>> start

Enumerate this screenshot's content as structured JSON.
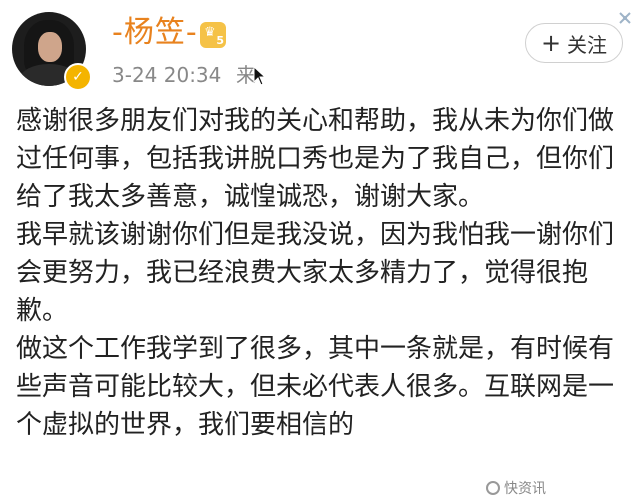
{
  "post": {
    "username": "-杨笠-",
    "level": "5",
    "time": "3-24 20:34",
    "source": "来",
    "follow_label": "关注",
    "paragraphs": [
      "感谢很多朋友们对我的关心和帮助，我从未为你们做过任何事，包括我讲脱口秀也是为了我自己，但你们给了我太多善意，诚惶诚恐，谢谢大家。",
      "我早就该谢谢你们但是我没说，因为我怕我一谢你们会更努力，我已经浪费大家太多精力了，觉得很抱歉。",
      "做这个工作我学到了很多，其中一条就是，有时候有些声音可能比较大，但未必代表人很多。互联网是一个虚拟的世界，我们要相信的"
    ]
  },
  "watermark": "快资讯",
  "icons": [
    "avatar",
    "verified-icon",
    "level-badge-icon",
    "plus-icon",
    "close-icon",
    "cursor-icon"
  ],
  "colors": {
    "username": "#e8821e",
    "meta": "#888888",
    "text": "#222222",
    "badge": "#f4b400"
  }
}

>> end

Using the records above, output their complete text exactly, minus any images.

Enumerate this screenshot's content as structured JSON.
{
  "post": {
    "username": "-杨笠-",
    "level": "5",
    "time": "3-24 20:34",
    "source": "来",
    "follow_label": "关注",
    "paragraphs": [
      "感谢很多朋友们对我的关心和帮助，我从未为你们做过任何事，包括我讲脱口秀也是为了我自己，但你们给了我太多善意，诚惶诚恐，谢谢大家。",
      "我早就该谢谢你们但是我没说，因为我怕我一谢你们会更努力，我已经浪费大家太多精力了，觉得很抱歉。",
      "做这个工作我学到了很多，其中一条就是，有时候有些声音可能比较大，但未必代表人很多。互联网是一个虚拟的世界，我们要相信的"
    ]
  },
  "watermark": "快资讯",
  "icons": [
    "avatar",
    "verified-icon",
    "level-badge-icon",
    "plus-icon",
    "close-icon",
    "cursor-icon"
  ],
  "colors": {
    "username": "#e8821e",
    "meta": "#888888",
    "text": "#222222",
    "badge": "#f4b400"
  }
}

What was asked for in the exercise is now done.